** PROBLEM STATEMENT **
Restate each line of the listing exactly, without carrying over any pictures.

╭─ RAW RECORDS

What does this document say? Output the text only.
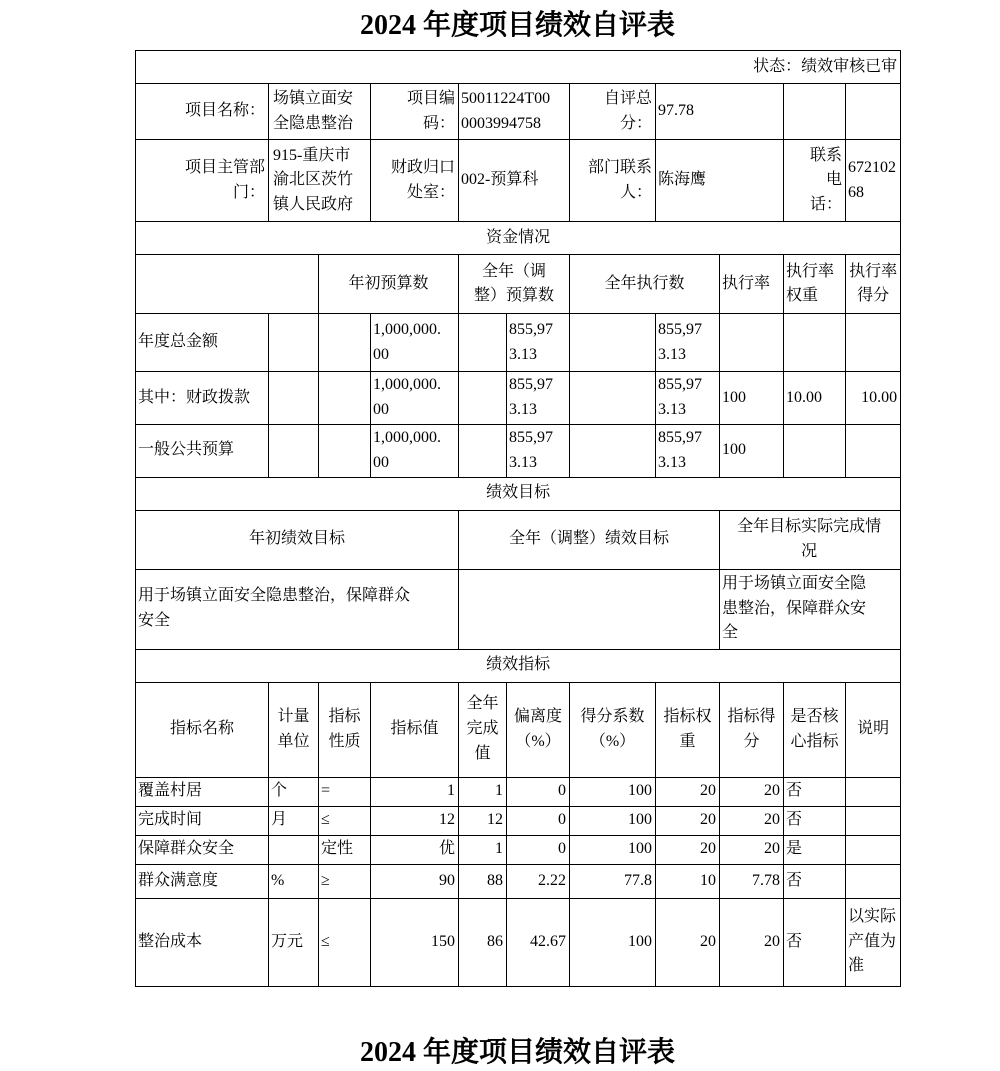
2024 年度项目绩效自评表
状态：绩效审核已审										
项目名称：	场镇立面安全隐患整治		项目编码：	50011224T000003994758		自评总分：	97.78			
项目主管部门：	915-重庆市渝北区茨竹镇人民政府		财政归口处室：	002-预算科		部门联系人：	陈海鹰		联系电话：	67210268
资金情况										
		年初预算数		全年（调整）预算数		全年执行数		执行率	执行率权重	执行率得分
年度总金额			1,000,000.00		855,973.13		855,973.13			
其中：财政拨款			1,000,000.00		855,973.13		855,973.13	100	10.00	10.00
一般公共预算			1,000,000.00		855,973.13		855,973.13	100		
绩效目标										
年初绩效目标				全年（调整）绩效目标				全年目标实际完成情况		
用于场镇立面安全隐患整治，保障群众安全								用于场镇立面安全隐患整治，保障群众安全		
绩效指标										
指标名称	计量单位	指标性质	指标值	全年完成值	偏离度（%）	得分系数（%）	指标权重	指标得分	是否核心指标	说明
覆盖村居	个	=	1	1	0	100	20	20	否	
完成时间	月	≤	12	12	0	100	20	20	否	
保障群众安全		定性	优	1	0	100	20	20	是	
群众满意度	%	≥	90	88	2.22	77.8	10	7.78	否	
整治成本	万元	≤	150	86	42.67	100	20	20	否	以实际产值为准
2024 年度项目绩效自评表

╰─

** COMPLETED TASK **
What does this document say? Output the text only.
2024 年度项目绩效自评表
状态：绩效审核已审										
项目名称：	场镇立面安全隐患整治		项目编码：	50011224T000003994758		自评总分：	97.78			
项目主管部门：	915-重庆市渝北区茨竹镇人民政府		财政归口处室：	002-预算科		部门联系人：	陈海鹰		联系电话：	67210268
资金情况										
		年初预算数		全年（调整）预算数		全年执行数		执行率	执行率权重	执行率得分
年度总金额			1,000,000.00		855,973.13		855,973.13			
其中：财政拨款			1,000,000.00		855,973.13		855,973.13	100	10.00	10.00
一般公共预算			1,000,000.00		855,973.13		855,973.13	100		
绩效目标										
年初绩效目标				全年（调整）绩效目标				全年目标实际完成情况		
用于场镇立面安全隐患整治，保障群众安全								用于场镇立面安全隐患整治，保障群众安全		
绩效指标										
指标名称	计量单位	指标性质	指标值	全年完成值	偏离度（%）	得分系数（%）	指标权重	指标得分	是否核心指标	说明
覆盖村居	个	=	1	1	0	100	20	20	否	
完成时间	月	≤	12	12	0	100	20	20	否	
保障群众安全		定性	优	1	0	100	20	20	是	
群众满意度	%	≥	90	88	2.22	77.8	10	7.78	否	
整治成本	万元	≤	150	86	42.67	100	20	20	否	以实际产值为准
2024 年度项目绩效自评表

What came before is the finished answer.